begin Extracted text
Yes in more than one area. The lowest hanging fruit (which will cause downvotes): Google Play. No one can release anything Google disagrees with on Google Play.... but google could. Google and Apple really should be separated from their stores. They know everything that happens on them and no one can compete against that.
Bundling Chrome with Android (and Apple apps in iOS) is no different than Microsoft bundling IE or Windows media player.
Firefox and later Chrome continued to rise because they were faster, extendable and more open, not because Microsoft has to offer a browser selection in some markets.
Recent Android versions made it ever easier to install apps without using the Play Store: I have F-Droid installed and whitelisted (so no warnings every time an apk appears), which required toggling a permission switch the system pointed out to me.
As for Chrome, apparently various vendors ship their own browser as default although it seems they still have to ship Chrome as alternative.
end Extracted text
Exercise: Return the part of the comment on app stores and browser bundling from "Yes in more" to "in some markets.", copied word for word.
begin Record set
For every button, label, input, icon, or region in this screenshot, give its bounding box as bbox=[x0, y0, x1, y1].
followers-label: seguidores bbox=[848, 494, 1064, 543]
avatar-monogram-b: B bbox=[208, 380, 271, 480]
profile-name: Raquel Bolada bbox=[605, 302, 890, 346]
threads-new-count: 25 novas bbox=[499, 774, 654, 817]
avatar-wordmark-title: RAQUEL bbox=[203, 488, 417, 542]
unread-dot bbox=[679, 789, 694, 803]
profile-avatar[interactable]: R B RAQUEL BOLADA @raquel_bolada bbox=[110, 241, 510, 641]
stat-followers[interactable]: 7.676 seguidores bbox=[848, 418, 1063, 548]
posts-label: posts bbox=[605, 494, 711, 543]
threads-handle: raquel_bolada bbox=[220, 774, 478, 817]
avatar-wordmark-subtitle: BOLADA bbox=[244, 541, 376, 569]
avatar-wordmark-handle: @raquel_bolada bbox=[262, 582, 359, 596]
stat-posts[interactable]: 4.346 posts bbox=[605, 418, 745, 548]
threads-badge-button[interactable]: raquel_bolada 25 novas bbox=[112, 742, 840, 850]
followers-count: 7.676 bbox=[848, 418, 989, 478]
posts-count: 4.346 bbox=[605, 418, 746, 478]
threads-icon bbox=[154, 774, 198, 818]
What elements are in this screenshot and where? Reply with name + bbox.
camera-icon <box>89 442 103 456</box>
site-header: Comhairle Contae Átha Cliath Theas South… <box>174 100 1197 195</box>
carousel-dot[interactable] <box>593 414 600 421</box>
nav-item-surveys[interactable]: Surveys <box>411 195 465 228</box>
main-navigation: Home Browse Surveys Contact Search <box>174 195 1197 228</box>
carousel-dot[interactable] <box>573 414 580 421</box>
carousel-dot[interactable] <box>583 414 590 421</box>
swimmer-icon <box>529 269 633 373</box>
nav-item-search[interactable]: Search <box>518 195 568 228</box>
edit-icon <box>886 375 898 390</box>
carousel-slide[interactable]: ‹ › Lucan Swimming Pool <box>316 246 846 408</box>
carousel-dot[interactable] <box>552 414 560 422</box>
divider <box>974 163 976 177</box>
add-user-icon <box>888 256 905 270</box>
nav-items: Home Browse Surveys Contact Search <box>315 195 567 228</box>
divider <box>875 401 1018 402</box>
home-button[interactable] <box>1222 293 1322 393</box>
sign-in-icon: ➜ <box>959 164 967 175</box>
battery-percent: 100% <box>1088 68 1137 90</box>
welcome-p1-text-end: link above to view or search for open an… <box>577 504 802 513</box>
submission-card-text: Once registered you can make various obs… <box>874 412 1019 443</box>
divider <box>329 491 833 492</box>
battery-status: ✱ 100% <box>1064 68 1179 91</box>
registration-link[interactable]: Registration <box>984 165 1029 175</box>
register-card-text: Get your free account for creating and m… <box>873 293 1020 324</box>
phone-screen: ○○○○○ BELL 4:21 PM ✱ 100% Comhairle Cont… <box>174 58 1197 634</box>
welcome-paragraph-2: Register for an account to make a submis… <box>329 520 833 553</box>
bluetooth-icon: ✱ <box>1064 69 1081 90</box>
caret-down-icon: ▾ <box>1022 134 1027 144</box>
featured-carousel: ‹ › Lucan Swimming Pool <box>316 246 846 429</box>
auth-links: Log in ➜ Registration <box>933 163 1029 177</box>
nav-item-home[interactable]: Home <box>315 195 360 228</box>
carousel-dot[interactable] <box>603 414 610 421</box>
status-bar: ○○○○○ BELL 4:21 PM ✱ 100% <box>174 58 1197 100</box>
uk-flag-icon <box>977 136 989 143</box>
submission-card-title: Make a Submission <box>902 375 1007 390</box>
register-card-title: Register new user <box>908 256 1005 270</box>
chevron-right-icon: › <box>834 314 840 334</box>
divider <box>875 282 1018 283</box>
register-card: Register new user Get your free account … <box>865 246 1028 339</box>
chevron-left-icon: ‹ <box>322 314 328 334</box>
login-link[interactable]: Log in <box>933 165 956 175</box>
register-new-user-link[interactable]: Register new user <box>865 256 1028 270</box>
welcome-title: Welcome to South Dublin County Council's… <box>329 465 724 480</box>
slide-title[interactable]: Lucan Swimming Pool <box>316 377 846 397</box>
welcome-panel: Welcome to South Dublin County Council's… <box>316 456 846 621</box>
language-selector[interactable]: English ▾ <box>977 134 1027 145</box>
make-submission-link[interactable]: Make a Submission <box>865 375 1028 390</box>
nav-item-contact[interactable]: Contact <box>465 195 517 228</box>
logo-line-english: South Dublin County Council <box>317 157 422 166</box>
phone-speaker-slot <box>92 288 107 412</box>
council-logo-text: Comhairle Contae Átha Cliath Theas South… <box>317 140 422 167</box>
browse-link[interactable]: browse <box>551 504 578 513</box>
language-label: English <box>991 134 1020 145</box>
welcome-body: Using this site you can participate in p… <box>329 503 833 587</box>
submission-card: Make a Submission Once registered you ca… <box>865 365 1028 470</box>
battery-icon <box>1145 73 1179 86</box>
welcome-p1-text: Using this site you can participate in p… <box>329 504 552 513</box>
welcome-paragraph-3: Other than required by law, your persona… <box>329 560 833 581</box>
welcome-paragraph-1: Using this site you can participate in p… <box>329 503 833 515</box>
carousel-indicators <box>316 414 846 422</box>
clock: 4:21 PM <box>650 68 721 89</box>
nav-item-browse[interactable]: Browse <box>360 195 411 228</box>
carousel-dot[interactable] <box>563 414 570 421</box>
end Record set
The output:
Yes in more than one area. The lowest hanging fruit (which will cause downvotes): Google Play. No one can release anything Google disagrees with on Google Play.... but google could. Google and Apple really should be separated from their stores. They know everything that happens on them and no one can compete against that.
Bundling Chrome with Android (and Apple apps in iOS) is no different than Microsoft bundling IE or Windows media player.
Firefox and later Chrome continued to rise because they were faster, extendable and more open, not because Microsoft has to offer a browser selection in some markets.